(EXERCISE BRIEF): Can you copy every line of the entries below word for word, leaving out the pictures?

[Bounding box annotations]
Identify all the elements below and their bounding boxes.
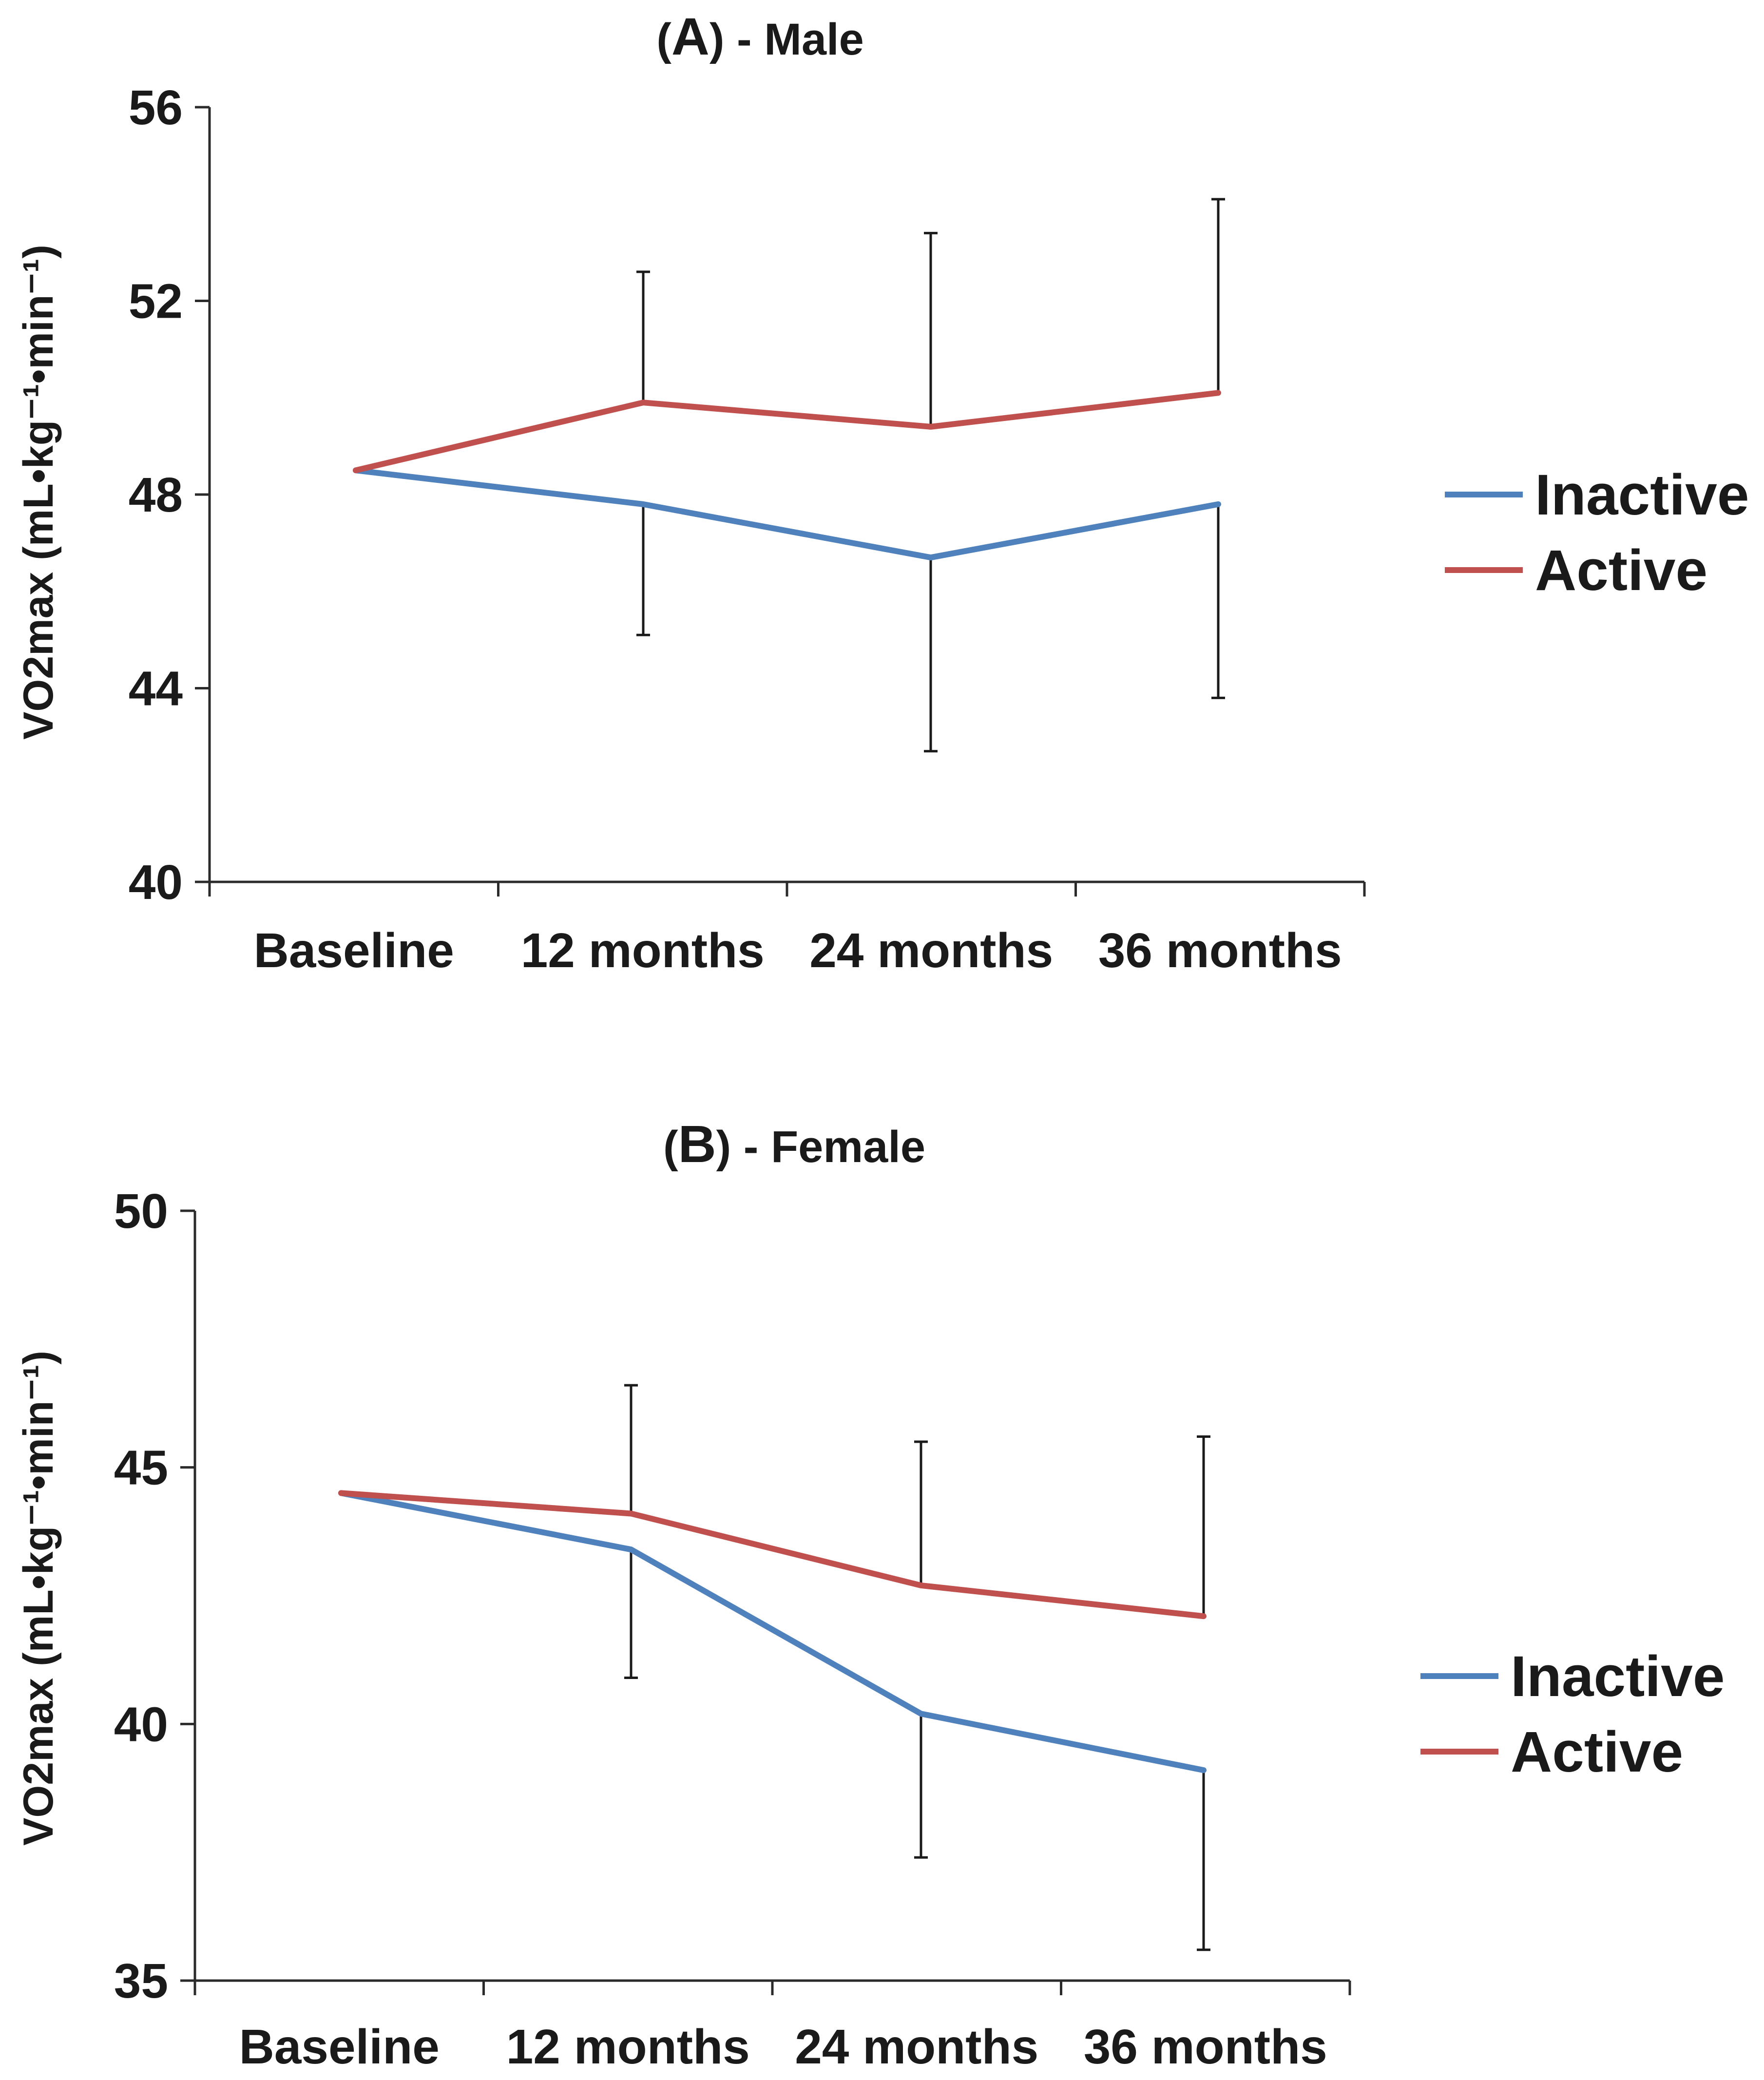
- y-tick-label: 45: [114, 1441, 168, 1495]
- title-prefix: (: [663, 1122, 678, 1172]
- x-tick-label: 36 months: [1084, 2020, 1327, 2074]
- series-line-active: [353, 390, 1221, 474]
- x-tick-label: 36 months: [1098, 923, 1342, 978]
- y-tick-label: 40: [114, 1697, 168, 1752]
- legend-active-label: Active: [1535, 538, 1707, 603]
- title-letter: B: [678, 1114, 716, 1173]
- x-tick-label: Baseline: [239, 2020, 440, 2074]
- y-tick-label: 35: [114, 1954, 168, 2008]
- panel-a-y-ticks: 40 44 48 52 56: [129, 80, 210, 910]
- panel-a-legend: Inactive Active: [1445, 463, 1749, 603]
- x-tick-label: 24 months: [809, 923, 1053, 978]
- panel-b-legend: Inactive Active: [1420, 1644, 1725, 1784]
- title-suffix: ) - Male: [709, 15, 864, 64]
- legend-inactive-label: Inactive: [1511, 1644, 1725, 1709]
- legend-active-label: Active: [1511, 1720, 1683, 1784]
- panel-b-female: (B) - Female VO2max (mL•kg⁻¹•min⁻¹) 35 40…: [15, 1114, 1725, 2074]
- series-line-inactive: [353, 467, 1221, 561]
- title-prefix: (: [656, 15, 671, 64]
- y-tick-label: 52: [129, 274, 183, 329]
- panel-a-x-ticks: Baseline 12 months 24 months 36 months: [208, 882, 1366, 978]
- x-tick-label: Baseline: [254, 923, 454, 978]
- panel-a-y-axis-label: VO2max (mL•kg⁻¹•min⁻¹): [15, 245, 62, 740]
- y-tick-label: 44: [129, 662, 183, 716]
- panel-b-y-axis-label: VO2max (mL•kg⁻¹•min⁻¹): [15, 1351, 62, 1846]
- x-tick-label: 12 months: [521, 923, 765, 978]
- x-tick-label: 24 months: [795, 2020, 1038, 2074]
- series-line-active: [338, 1490, 1207, 1620]
- panel-a-title: (A) - Male: [656, 7, 864, 66]
- y-tick-label: 40: [129, 855, 183, 910]
- y-tick-label: 50: [114, 1184, 168, 1239]
- legend-inactive-label: Inactive: [1535, 463, 1749, 527]
- panel-b-x-ticks: Baseline 12 months 24 months 36 months: [193, 1981, 1351, 2074]
- series-line-inactive: [338, 1490, 1207, 1774]
- panel-b-y-ticks: 35 40 45 50: [114, 1184, 195, 2008]
- y-tick-label: 56: [129, 80, 183, 135]
- y-tick-label: 48: [129, 468, 183, 522]
- panel-a-plot: [208, 107, 1364, 883]
- title-letter: A: [671, 7, 709, 66]
- x-tick-label: 12 months: [506, 2020, 750, 2074]
- panel-b-plot: [193, 1211, 1350, 1982]
- panel-b-title: (B) - Female: [663, 1114, 925, 1173]
- title-suffix: ) - Female: [716, 1122, 925, 1172]
- panel-a-male: (A) - Male VO2max (mL•kg⁻¹•min⁻¹) 40 44 48…: [15, 7, 1749, 978]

(OUTPUT OF THE EXERCISE):
Identify all the elements below and their bounding boxes.
- y-tick-label: 45: [114, 1441, 168, 1495]
- title-prefix: (: [663, 1122, 678, 1172]
- x-tick-label: 36 months: [1084, 2020, 1327, 2074]
- series-line-active: [353, 390, 1221, 474]
- x-tick-label: 36 months: [1098, 923, 1342, 978]
- y-tick-label: 40: [114, 1697, 168, 1752]
- legend-active-label: Active: [1535, 538, 1707, 603]
- title-letter: B: [678, 1114, 716, 1173]
- x-tick-label: Baseline: [239, 2020, 440, 2074]
- y-tick-label: 35: [114, 1954, 168, 2008]
- panel-a-y-ticks: 40 44 48 52 56: [129, 80, 210, 910]
- panel-a-legend: Inactive Active: [1445, 463, 1749, 603]
- x-tick-label: 24 months: [809, 923, 1053, 978]
- panel-b-legend: Inactive Active: [1420, 1644, 1725, 1784]
- title-suffix: ) - Male: [709, 15, 864, 64]
- legend-inactive-label: Inactive: [1511, 1644, 1725, 1709]
- legend-active-label: Active: [1511, 1720, 1683, 1784]
- panel-b-female: (B) - Female VO2max (mL•kg⁻¹•min⁻¹) 35 40…: [15, 1114, 1725, 2074]
- series-line-inactive: [353, 467, 1221, 561]
- title-prefix: (: [656, 15, 671, 64]
- y-tick-label: 52: [129, 274, 183, 329]
- panel-a-x-ticks: Baseline 12 months 24 months 36 months: [208, 882, 1366, 978]
- x-tick-label: Baseline: [254, 923, 454, 978]
- panel-a-y-axis-label: VO2max (mL•kg⁻¹•min⁻¹): [15, 245, 62, 740]
- y-tick-label: 44: [129, 662, 183, 716]
- panel-b-y-axis-label: VO2max (mL•kg⁻¹•min⁻¹): [15, 1351, 62, 1846]
- x-tick-label: 12 months: [521, 923, 765, 978]
- x-tick-label: 24 months: [795, 2020, 1038, 2074]
- series-line-active: [338, 1490, 1207, 1620]
- panel-a-title: (A) - Male: [656, 7, 864, 66]
- y-tick-label: 40: [129, 855, 183, 910]
- y-tick-label: 50: [114, 1184, 168, 1239]
- legend-inactive-label: Inactive: [1535, 463, 1749, 527]
- panel-b-x-ticks: Baseline 12 months 24 months 36 months: [193, 1981, 1351, 2074]
- series-line-inactive: [338, 1490, 1207, 1774]
- panel-b-y-ticks: 35 40 45 50: [114, 1184, 195, 2008]
- y-tick-label: 56: [129, 80, 183, 135]
- y-tick-label: 48: [129, 468, 183, 522]
- panel-a-plot: [208, 107, 1364, 883]
- title-letter: A: [671, 7, 709, 66]
- x-tick-label: 12 months: [506, 2020, 750, 2074]
- panel-b-plot: [193, 1211, 1350, 1982]
- panel-b-title: (B) - Female: [663, 1114, 925, 1173]
- title-suffix: ) - Female: [716, 1122, 925, 1172]
- panel-a-male: (A) - Male VO2max (mL•kg⁻¹•min⁻¹) 40 44 48…: [15, 7, 1749, 978]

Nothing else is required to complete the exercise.